> **Challenge**
Reproduce every line of the records below word for word, without changing, adding or leaving out anything.

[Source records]
◆ ◆ ◆ ◆
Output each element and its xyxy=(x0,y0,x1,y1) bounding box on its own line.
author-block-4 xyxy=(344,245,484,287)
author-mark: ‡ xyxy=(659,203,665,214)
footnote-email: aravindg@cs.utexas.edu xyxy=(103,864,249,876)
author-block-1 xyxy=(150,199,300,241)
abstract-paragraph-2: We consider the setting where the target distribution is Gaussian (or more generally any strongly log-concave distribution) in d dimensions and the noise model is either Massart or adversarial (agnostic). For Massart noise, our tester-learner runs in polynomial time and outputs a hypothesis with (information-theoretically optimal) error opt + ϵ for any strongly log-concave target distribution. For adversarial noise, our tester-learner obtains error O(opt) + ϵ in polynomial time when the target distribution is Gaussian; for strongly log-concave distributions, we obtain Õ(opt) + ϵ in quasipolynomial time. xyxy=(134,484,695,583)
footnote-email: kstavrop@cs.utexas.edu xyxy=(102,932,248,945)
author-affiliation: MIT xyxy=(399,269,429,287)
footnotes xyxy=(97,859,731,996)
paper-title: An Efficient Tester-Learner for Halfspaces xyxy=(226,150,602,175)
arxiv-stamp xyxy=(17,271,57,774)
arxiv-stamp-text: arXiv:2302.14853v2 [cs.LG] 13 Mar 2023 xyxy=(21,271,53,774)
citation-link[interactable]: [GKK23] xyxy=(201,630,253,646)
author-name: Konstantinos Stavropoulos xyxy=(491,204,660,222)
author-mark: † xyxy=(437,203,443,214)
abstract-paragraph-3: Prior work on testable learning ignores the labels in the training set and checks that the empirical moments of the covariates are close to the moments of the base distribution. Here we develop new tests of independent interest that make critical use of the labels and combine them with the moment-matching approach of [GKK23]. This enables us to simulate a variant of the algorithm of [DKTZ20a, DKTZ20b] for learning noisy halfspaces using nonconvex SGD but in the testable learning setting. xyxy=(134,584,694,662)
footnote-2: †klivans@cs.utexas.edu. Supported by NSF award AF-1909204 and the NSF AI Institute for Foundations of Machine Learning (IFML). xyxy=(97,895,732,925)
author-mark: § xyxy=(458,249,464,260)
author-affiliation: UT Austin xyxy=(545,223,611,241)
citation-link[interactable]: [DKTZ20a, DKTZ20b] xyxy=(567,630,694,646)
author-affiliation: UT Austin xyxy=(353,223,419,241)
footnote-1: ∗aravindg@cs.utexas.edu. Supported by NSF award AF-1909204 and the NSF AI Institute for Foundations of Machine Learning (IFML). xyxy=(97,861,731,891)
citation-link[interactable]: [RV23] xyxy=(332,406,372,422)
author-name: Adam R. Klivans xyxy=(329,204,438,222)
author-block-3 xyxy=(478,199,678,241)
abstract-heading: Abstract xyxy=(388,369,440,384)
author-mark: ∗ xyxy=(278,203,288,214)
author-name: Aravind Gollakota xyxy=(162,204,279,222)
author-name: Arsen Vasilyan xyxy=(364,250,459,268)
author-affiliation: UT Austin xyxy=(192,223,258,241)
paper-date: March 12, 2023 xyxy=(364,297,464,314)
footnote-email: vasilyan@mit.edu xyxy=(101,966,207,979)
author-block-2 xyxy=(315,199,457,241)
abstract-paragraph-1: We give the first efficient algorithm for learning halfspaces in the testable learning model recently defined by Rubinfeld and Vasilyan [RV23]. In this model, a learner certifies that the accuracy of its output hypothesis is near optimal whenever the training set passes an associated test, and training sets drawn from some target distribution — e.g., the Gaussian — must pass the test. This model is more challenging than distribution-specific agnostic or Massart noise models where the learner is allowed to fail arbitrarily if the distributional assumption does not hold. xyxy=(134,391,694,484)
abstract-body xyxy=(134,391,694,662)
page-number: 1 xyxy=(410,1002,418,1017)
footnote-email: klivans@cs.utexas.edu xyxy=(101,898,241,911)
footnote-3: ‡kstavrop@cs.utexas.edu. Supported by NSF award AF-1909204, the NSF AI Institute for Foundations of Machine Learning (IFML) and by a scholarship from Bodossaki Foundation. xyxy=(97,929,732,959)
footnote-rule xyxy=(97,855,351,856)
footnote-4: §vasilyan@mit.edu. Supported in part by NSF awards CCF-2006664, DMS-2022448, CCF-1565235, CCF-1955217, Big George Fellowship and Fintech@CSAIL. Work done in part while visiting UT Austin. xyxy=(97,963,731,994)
◆ ◆ ◆ ◆
> **Answer to the task**
Output each element and its xyxy=(x0,y0,x1,y1) bounding box on its own line.
author-block-4 xyxy=(344,245,484,287)
author-mark: ‡ xyxy=(659,203,665,214)
footnote-email: aravindg@cs.utexas.edu xyxy=(103,864,249,876)
author-block-1 xyxy=(150,199,300,241)
abstract-paragraph-2: We consider the setting where the target distribution is Gaussian (or more generally any strongly log-concave distribution) in d dimensions and the noise model is either Massart or adversarial (agnostic). For Massart noise, our tester-learner runs in polynomial time and outputs a hypothesis with (information-theoretically optimal) error opt + ϵ for any strongly log-concave target distribution. For adversarial noise, our tester-learner obtains error O(opt) + ϵ in polynomial time when the target distribution is Gaussian; for strongly log-concave distributions, we obtain Õ(opt) + ϵ in quasipolynomial time. xyxy=(134,484,695,583)
footnote-email: kstavrop@cs.utexas.edu xyxy=(102,932,248,945)
author-affiliation: MIT xyxy=(399,269,429,287)
footnotes xyxy=(97,859,731,996)
paper-title: An Efficient Tester-Learner for Halfspaces xyxy=(226,150,602,175)
arxiv-stamp xyxy=(17,271,57,774)
arxiv-stamp-text: arXiv:2302.14853v2 [cs.LG] 13 Mar 2023 xyxy=(21,271,53,774)
citation-link[interactable]: [GKK23] xyxy=(201,630,253,646)
author-name: Konstantinos Stavropoulos xyxy=(491,204,660,222)
author-mark: † xyxy=(437,203,443,214)
abstract-paragraph-3: Prior work on testable learning ignores the labels in the training set and checks that the empirical moments of the covariates are close to the moments of the base distribution. Here we develop new tests of independent interest that make critical use of the labels and combine them with the moment-matching approach of [GKK23]. This enables us to simulate a variant of the algorithm of [DKTZ20a, DKTZ20b] for learning noisy halfspaces using nonconvex SGD but in the testable learning setting. xyxy=(134,584,694,662)
footnote-2: †klivans@cs.utexas.edu. Supported by NSF award AF-1909204 and the NSF AI Institute for Foundations of Machine Learning (IFML). xyxy=(97,895,732,925)
author-mark: § xyxy=(458,249,464,260)
author-affiliation: UT Austin xyxy=(545,223,611,241)
citation-link[interactable]: [DKTZ20a, DKTZ20b] xyxy=(567,630,694,646)
author-affiliation: UT Austin xyxy=(353,223,419,241)
footnote-1: ∗aravindg@cs.utexas.edu. Supported by NSF award AF-1909204 and the NSF AI Institute for Foundations of Machine Learning (IFML). xyxy=(97,861,731,891)
citation-link[interactable]: [RV23] xyxy=(332,406,372,422)
author-name: Adam R. Klivans xyxy=(329,204,438,222)
author-block-3 xyxy=(478,199,678,241)
abstract-heading: Abstract xyxy=(388,369,440,384)
author-mark: ∗ xyxy=(278,203,288,214)
author-name: Aravind Gollakota xyxy=(162,204,279,222)
author-name: Arsen Vasilyan xyxy=(364,250,459,268)
author-affiliation: UT Austin xyxy=(192,223,258,241)
paper-date: March 12, 2023 xyxy=(364,297,464,314)
footnote-email: vasilyan@mit.edu xyxy=(101,966,207,979)
author-block-2 xyxy=(315,199,457,241)
abstract-paragraph-1: We give the first efficient algorithm for learning halfspaces in the testable learning model recently defined by Rubinfeld and Vasilyan [RV23]. In this model, a learner certifies that the accuracy of its output hypothesis is near optimal whenever the training set passes an associated test, and training sets drawn from some target distribution — e.g., the Gaussian — must pass the test. This model is more challenging than distribution-specific agnostic or Massart noise models where the learner is allowed to fail arbitrarily if the distributional assumption does not hold. xyxy=(134,391,694,484)
abstract-body xyxy=(134,391,694,662)
page-number: 1 xyxy=(410,1002,418,1017)
footnote-email: klivans@cs.utexas.edu xyxy=(101,898,241,911)
footnote-3: ‡kstavrop@cs.utexas.edu. Supported by NSF award AF-1909204, the NSF AI Institute for Foundations of Machine Learning (IFML) and by a scholarship from Bodossaki Foundation. xyxy=(97,929,732,959)
footnote-rule xyxy=(97,855,351,856)
footnote-4: §vasilyan@mit.edu. Supported in part by NSF awards CCF-2006664, DMS-2022448, CCF-1565235, CCF-1955217, Big George Fellowship and Fintech@CSAIL. Work done in part while visiting UT Austin. xyxy=(97,963,731,994)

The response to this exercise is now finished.